#### Data
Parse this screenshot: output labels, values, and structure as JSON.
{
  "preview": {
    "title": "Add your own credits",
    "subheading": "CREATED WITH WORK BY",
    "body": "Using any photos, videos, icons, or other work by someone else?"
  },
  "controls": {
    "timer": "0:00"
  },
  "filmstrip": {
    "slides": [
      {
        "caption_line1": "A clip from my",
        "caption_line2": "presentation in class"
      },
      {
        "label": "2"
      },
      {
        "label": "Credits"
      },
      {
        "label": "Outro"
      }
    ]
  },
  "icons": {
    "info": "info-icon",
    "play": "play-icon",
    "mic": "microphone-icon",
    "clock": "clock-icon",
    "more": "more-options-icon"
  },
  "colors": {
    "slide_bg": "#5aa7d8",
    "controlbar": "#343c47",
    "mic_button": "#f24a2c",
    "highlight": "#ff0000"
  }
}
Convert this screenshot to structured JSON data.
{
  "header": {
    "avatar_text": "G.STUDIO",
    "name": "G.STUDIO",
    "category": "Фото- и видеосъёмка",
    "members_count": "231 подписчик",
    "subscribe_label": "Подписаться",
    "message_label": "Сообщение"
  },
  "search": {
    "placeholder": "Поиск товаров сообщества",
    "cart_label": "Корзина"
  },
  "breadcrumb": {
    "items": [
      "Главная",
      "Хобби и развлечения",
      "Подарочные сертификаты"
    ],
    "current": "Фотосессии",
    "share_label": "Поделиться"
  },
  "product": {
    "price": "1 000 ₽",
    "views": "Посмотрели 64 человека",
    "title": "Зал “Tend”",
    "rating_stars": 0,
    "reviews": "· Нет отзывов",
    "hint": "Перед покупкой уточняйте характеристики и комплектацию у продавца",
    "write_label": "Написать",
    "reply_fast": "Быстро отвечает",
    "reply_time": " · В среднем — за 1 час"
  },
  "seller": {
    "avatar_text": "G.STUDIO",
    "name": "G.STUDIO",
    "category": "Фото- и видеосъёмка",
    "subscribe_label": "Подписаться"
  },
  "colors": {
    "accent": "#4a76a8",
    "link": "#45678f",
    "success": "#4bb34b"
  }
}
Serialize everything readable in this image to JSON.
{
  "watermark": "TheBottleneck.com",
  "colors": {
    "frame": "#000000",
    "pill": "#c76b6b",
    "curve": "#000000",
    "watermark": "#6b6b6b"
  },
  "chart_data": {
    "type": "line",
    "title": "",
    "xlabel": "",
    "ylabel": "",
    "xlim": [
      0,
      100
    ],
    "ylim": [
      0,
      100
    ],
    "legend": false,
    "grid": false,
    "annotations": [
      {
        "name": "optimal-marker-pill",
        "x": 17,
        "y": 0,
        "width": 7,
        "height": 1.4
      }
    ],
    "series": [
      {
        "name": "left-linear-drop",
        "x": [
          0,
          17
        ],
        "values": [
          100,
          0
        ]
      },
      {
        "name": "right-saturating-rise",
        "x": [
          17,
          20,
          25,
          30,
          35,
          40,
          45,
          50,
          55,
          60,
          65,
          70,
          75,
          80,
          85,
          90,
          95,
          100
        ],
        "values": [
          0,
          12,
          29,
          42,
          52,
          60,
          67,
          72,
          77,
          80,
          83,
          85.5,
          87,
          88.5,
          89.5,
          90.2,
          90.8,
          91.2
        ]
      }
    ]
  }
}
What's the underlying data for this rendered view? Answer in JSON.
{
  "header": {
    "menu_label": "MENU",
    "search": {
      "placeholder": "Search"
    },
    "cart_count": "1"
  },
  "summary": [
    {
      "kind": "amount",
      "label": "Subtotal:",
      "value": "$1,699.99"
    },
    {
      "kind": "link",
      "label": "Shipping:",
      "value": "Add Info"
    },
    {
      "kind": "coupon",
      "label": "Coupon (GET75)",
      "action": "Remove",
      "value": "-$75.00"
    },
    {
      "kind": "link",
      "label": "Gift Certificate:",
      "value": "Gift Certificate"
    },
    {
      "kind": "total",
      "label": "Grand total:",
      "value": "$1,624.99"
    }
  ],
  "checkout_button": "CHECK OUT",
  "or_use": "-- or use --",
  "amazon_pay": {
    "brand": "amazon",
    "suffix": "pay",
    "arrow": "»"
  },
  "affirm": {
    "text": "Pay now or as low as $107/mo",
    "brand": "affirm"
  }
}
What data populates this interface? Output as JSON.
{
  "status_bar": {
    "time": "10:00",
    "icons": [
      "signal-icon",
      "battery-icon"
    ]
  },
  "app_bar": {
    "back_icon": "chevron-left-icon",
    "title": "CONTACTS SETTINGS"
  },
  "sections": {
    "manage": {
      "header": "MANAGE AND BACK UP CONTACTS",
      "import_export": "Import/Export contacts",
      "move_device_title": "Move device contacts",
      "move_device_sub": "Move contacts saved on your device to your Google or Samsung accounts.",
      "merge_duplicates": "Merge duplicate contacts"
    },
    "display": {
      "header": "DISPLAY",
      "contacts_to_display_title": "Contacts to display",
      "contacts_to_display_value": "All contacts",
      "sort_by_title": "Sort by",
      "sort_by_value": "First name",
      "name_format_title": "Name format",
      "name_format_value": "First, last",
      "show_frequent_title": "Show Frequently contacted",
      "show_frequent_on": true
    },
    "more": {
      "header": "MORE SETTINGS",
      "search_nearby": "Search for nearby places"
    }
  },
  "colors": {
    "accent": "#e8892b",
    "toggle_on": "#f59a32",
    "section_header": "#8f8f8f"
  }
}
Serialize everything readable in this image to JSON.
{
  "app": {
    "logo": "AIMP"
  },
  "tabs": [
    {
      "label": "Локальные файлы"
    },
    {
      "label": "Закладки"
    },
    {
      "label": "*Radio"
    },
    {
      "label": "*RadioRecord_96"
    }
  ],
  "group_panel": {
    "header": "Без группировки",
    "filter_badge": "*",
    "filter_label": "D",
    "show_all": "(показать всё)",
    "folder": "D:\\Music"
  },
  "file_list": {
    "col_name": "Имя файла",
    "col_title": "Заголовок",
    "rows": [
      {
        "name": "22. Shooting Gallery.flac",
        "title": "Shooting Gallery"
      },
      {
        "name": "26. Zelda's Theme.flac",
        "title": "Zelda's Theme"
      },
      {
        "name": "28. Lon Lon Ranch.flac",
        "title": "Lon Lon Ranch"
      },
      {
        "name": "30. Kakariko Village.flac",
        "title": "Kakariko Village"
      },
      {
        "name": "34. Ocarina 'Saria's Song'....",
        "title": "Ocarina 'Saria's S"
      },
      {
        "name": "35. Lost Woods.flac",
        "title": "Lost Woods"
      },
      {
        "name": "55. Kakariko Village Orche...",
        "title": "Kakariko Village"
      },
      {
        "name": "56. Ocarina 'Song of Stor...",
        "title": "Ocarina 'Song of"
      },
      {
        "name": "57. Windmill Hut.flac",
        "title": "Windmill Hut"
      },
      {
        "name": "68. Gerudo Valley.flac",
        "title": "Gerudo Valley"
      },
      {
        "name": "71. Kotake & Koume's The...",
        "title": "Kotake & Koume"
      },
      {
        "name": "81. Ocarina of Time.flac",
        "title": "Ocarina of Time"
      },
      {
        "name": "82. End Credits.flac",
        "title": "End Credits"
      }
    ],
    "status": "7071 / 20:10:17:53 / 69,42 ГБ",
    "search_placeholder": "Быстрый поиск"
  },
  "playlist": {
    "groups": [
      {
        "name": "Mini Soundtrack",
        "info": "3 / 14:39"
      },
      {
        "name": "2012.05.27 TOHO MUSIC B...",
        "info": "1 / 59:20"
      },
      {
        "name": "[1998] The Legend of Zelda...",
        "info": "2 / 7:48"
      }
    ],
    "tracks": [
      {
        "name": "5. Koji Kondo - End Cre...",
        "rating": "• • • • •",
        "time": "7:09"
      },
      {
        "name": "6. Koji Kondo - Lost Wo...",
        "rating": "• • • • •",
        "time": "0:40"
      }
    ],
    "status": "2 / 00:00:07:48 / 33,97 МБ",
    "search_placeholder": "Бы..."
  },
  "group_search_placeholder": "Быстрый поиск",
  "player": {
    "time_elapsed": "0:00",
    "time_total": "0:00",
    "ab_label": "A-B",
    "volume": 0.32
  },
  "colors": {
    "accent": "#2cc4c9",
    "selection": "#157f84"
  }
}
########
#### Directive
Find all lines with "Zelda" in them and copy each one.

#### Solution to the problem
        "name": "26. Zelda's Theme.flac",
        "title": "Zelda's Theme"
        "name": "[1998] The Legend of Zelda...",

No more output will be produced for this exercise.